(Dataset items)
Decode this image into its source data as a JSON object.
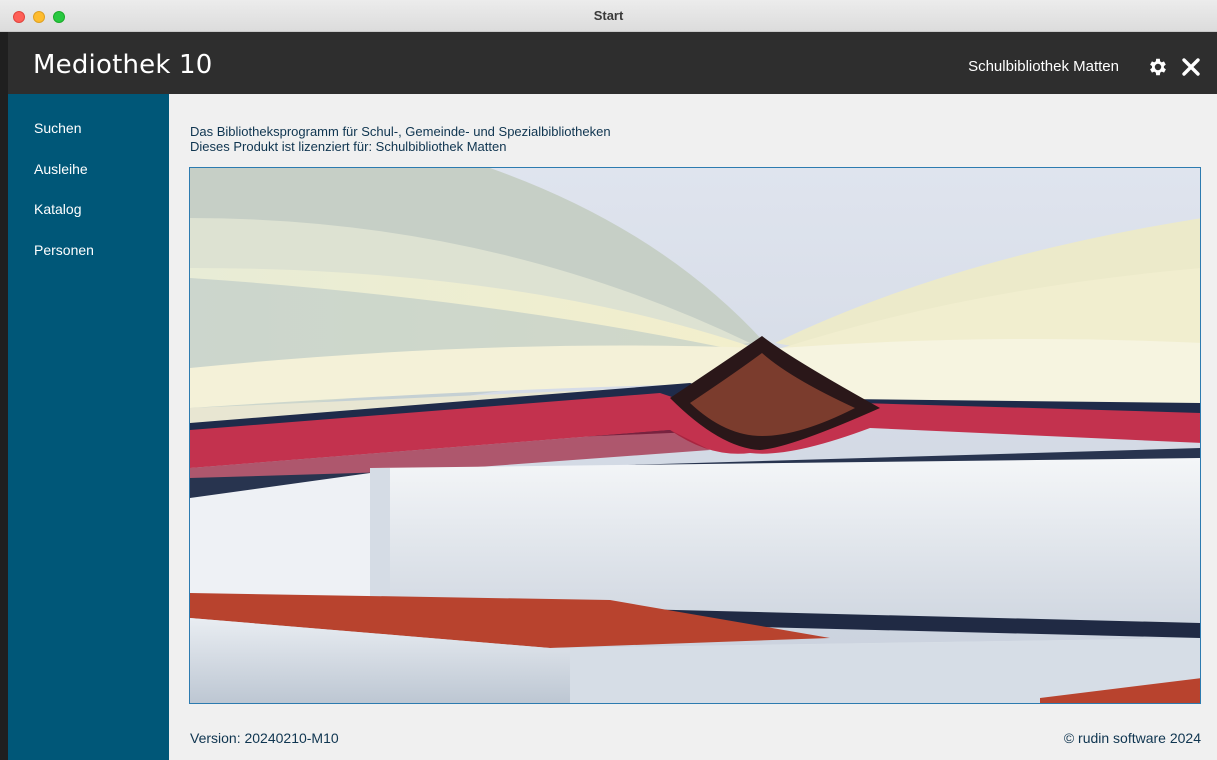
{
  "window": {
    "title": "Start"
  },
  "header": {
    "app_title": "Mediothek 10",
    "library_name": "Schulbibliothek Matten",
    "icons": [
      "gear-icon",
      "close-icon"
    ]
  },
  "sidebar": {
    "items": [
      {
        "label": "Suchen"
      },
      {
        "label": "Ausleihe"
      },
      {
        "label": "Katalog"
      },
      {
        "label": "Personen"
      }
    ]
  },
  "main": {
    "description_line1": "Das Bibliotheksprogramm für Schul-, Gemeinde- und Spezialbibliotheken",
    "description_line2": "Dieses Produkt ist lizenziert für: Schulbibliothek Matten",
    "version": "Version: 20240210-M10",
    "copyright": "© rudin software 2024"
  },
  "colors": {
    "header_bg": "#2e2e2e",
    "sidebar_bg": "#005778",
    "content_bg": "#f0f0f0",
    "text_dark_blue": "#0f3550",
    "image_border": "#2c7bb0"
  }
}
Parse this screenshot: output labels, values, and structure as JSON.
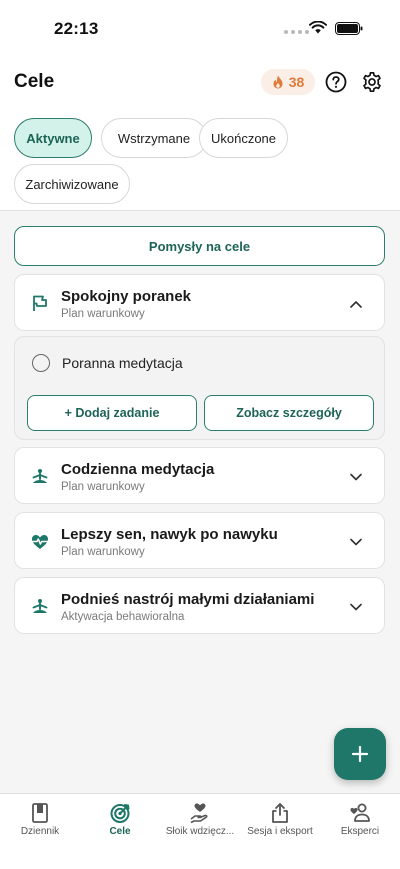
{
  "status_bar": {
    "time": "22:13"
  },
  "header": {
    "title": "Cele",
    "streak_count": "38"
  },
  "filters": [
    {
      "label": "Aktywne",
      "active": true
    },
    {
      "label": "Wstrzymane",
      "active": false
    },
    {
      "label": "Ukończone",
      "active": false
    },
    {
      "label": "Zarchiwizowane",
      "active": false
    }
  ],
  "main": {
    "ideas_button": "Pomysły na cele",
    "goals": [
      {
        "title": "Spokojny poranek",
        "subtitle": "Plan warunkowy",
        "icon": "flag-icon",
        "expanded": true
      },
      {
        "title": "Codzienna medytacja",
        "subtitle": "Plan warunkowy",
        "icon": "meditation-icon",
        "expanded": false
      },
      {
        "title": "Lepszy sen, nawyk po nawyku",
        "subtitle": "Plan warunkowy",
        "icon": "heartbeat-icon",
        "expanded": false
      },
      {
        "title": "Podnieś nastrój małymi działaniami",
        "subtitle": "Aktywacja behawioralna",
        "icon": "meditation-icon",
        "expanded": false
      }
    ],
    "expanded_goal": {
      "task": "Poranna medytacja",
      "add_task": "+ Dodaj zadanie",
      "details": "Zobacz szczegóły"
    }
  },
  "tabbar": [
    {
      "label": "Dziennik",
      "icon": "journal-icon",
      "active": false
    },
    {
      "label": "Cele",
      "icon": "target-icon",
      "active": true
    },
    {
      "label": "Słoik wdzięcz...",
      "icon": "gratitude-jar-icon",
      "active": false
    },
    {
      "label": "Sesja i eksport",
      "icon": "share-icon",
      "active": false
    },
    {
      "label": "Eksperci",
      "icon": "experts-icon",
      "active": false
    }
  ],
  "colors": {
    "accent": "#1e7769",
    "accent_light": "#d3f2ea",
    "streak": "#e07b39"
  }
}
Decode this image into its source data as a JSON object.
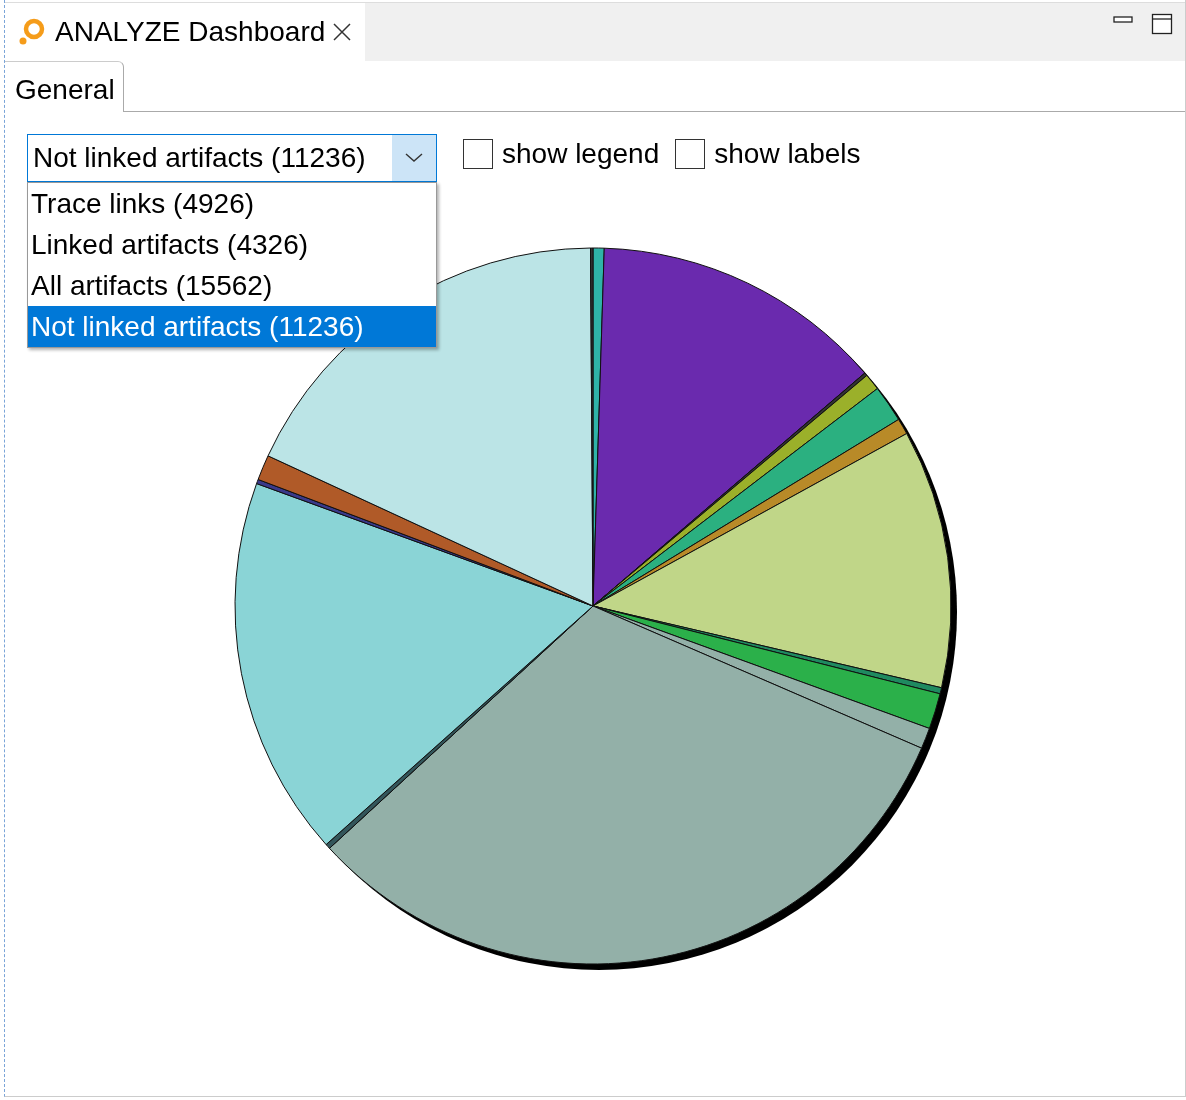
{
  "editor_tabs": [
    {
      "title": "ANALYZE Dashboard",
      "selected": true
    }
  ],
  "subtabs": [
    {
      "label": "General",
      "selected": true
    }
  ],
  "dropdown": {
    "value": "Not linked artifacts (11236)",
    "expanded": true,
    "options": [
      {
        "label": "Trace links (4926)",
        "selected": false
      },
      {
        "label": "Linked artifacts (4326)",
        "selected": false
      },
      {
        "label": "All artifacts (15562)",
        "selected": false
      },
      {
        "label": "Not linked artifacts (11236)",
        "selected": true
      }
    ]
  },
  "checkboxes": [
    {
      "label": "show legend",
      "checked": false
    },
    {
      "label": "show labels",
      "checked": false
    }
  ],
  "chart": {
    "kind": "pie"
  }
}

> [STATED GOAL] State how many lines include the string "show", and nothing more.

> [FINAL RESULT] 2